* **What to work on**
Going through the material below, please gather all lines with the word "Piero" in them.

* **Saved data entries**
+ + +

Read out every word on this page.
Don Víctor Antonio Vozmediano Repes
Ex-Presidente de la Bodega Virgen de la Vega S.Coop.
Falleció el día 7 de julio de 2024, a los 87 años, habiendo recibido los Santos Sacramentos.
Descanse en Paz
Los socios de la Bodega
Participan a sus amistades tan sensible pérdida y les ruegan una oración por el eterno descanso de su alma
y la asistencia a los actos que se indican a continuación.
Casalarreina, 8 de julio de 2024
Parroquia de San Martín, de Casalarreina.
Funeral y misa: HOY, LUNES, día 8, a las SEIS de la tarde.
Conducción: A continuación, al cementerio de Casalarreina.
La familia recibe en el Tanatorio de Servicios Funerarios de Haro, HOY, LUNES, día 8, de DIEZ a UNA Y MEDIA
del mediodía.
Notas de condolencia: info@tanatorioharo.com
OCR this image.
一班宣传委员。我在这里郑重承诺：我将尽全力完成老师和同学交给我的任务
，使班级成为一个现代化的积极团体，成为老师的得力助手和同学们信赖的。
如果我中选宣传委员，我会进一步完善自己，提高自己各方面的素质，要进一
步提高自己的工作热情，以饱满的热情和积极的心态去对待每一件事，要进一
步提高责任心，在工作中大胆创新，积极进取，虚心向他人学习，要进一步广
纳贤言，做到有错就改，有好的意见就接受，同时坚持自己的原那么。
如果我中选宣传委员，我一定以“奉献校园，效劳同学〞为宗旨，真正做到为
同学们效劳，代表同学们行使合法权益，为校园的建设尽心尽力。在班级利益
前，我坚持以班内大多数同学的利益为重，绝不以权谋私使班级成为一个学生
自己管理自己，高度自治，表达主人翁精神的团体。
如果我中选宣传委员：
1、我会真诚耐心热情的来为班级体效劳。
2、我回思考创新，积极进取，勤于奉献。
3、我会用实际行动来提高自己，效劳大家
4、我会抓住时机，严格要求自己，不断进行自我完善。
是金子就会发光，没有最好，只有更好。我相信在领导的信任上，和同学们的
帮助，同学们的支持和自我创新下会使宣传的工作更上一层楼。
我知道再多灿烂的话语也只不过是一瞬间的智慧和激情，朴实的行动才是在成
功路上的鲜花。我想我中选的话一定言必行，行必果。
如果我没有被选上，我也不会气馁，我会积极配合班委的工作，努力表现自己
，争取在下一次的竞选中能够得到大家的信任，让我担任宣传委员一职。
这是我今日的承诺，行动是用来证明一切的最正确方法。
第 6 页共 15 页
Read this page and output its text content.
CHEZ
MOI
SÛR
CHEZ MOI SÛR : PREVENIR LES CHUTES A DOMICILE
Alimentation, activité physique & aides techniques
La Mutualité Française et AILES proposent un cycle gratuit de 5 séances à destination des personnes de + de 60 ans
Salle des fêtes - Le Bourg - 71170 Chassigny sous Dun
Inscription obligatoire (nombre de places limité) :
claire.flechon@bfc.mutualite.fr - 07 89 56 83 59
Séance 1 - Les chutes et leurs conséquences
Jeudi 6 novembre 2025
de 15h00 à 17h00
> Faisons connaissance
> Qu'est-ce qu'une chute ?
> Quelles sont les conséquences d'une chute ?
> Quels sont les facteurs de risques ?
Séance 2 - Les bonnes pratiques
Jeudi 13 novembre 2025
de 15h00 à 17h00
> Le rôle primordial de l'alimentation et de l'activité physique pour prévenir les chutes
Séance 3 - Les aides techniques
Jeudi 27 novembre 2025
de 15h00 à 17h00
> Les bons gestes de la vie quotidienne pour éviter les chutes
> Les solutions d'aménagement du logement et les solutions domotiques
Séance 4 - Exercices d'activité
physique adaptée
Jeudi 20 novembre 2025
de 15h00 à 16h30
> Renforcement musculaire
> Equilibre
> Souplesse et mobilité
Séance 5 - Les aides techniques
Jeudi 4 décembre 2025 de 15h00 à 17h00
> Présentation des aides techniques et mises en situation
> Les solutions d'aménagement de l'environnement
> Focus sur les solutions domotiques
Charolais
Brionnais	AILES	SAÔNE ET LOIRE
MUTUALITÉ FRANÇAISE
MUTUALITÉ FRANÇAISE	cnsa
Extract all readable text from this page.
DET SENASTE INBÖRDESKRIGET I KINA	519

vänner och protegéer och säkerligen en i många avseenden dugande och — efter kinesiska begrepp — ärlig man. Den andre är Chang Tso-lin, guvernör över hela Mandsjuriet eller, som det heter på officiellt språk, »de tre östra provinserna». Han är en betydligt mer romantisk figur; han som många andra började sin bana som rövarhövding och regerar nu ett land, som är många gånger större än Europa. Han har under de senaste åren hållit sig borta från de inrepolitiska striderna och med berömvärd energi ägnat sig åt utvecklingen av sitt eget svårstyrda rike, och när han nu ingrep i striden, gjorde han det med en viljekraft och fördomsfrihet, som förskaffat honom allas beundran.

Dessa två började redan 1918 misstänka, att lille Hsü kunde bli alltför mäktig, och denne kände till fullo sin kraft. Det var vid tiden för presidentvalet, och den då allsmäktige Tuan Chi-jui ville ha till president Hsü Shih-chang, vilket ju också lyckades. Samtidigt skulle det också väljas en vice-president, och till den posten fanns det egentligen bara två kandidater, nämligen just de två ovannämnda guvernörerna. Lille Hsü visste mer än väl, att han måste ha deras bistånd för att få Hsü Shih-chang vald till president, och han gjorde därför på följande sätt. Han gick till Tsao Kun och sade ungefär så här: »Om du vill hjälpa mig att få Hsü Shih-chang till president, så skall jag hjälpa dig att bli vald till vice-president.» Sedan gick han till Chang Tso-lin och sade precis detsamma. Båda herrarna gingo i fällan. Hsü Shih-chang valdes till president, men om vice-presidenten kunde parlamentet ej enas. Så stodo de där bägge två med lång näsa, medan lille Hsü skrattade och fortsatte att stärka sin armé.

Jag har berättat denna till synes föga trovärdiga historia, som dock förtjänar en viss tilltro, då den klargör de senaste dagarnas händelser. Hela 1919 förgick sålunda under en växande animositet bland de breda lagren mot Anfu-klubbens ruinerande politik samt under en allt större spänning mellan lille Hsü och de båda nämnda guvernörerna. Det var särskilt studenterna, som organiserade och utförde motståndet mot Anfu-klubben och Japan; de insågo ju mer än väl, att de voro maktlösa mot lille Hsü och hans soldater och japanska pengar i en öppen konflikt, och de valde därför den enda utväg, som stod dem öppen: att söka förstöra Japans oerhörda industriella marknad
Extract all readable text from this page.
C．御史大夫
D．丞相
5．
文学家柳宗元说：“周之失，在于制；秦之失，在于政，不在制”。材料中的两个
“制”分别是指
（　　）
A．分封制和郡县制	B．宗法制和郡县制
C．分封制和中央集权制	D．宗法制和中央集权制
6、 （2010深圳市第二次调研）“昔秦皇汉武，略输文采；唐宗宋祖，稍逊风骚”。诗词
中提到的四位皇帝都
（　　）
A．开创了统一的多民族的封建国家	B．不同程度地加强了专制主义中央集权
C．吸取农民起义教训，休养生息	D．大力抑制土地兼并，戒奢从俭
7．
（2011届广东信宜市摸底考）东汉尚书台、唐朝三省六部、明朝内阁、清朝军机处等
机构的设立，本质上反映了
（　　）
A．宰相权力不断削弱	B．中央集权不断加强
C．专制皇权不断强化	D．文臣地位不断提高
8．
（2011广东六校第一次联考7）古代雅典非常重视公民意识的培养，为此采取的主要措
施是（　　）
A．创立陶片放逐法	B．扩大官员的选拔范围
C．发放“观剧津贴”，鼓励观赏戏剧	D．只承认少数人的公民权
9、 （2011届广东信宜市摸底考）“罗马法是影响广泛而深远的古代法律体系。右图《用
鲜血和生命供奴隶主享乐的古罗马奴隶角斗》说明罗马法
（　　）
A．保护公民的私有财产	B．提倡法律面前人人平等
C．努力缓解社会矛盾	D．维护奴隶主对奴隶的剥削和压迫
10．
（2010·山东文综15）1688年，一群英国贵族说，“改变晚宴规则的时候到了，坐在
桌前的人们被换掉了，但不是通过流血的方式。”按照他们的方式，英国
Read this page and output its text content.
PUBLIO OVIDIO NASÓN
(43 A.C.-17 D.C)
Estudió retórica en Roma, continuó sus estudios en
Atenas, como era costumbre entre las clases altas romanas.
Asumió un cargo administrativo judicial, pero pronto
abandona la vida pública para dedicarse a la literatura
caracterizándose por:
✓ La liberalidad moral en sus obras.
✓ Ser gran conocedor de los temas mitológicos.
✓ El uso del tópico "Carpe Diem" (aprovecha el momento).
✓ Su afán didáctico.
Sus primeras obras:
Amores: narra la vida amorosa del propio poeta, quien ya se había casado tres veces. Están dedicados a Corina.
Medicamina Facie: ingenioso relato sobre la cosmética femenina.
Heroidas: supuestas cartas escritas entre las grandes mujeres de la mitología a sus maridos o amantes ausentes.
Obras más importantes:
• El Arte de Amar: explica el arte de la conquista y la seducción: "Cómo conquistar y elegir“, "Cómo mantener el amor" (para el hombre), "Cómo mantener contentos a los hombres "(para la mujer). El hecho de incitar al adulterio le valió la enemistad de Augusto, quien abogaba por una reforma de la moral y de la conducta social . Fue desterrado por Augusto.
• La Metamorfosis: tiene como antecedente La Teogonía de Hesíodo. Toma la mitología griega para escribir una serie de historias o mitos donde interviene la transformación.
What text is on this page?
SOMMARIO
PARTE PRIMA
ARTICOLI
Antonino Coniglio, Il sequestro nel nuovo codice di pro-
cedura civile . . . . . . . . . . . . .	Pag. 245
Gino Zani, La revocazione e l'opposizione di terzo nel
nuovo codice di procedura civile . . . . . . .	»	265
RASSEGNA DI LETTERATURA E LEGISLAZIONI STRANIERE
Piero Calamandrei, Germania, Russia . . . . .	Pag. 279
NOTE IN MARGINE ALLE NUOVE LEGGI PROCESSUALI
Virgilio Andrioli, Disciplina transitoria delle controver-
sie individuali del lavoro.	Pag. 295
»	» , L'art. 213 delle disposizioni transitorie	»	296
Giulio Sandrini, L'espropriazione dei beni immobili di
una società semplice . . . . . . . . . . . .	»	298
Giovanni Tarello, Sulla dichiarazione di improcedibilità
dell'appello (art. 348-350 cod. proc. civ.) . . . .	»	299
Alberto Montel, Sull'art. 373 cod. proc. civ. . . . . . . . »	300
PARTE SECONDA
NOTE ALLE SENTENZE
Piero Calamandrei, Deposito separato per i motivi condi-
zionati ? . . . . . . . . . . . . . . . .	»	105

+ + +

* **Answer to the problem**
Piero Calamandrei, Germania, Russia . . . . .	Pag. 279
Piero Calamandrei, Deposito separato per i motivi condi-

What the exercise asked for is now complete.